_Problem statement:_ Copy out all the records, word for word.

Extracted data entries
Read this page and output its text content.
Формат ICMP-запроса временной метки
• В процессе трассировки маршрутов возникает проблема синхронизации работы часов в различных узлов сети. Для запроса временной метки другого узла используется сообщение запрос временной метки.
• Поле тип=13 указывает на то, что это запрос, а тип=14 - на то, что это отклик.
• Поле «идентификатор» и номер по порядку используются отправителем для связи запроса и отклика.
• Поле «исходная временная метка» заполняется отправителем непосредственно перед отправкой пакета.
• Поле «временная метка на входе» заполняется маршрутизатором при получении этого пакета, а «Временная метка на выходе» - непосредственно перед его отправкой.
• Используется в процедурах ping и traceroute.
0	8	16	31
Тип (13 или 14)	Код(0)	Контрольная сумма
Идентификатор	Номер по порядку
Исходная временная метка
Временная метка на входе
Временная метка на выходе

_Task output:_
Read this page and output its text content.
Формат ICMP-запроса временной метки
• В процессе трассировки маршрутов возникает проблема синхронизации работы часов в различных узлов сети. Для запроса временной метки другого узла используется сообщение запрос временной метки.
• Поле тип=13 указывает на то, что это запрос, а тип=14 - на то, что это отклик.
• Поле «идентификатор» и номер по порядку используются отправителем для связи запроса и отклика.
• Поле «исходная временная метка» заполняется отправителем непосредственно перед отправкой пакета.
• Поле «временная метка на входе» заполняется маршрутизатором при получении этого пакета, а «Временная метка на выходе» - непосредственно перед его отправкой.
• Используется в процедурах ping и traceroute.
0	8	16	31
Тип (13 или 14)	Код(0)	Контрольная сумма
Идентификатор	Номер по порядку
Исходная временная метка
Временная метка на входе
Временная метка на выходе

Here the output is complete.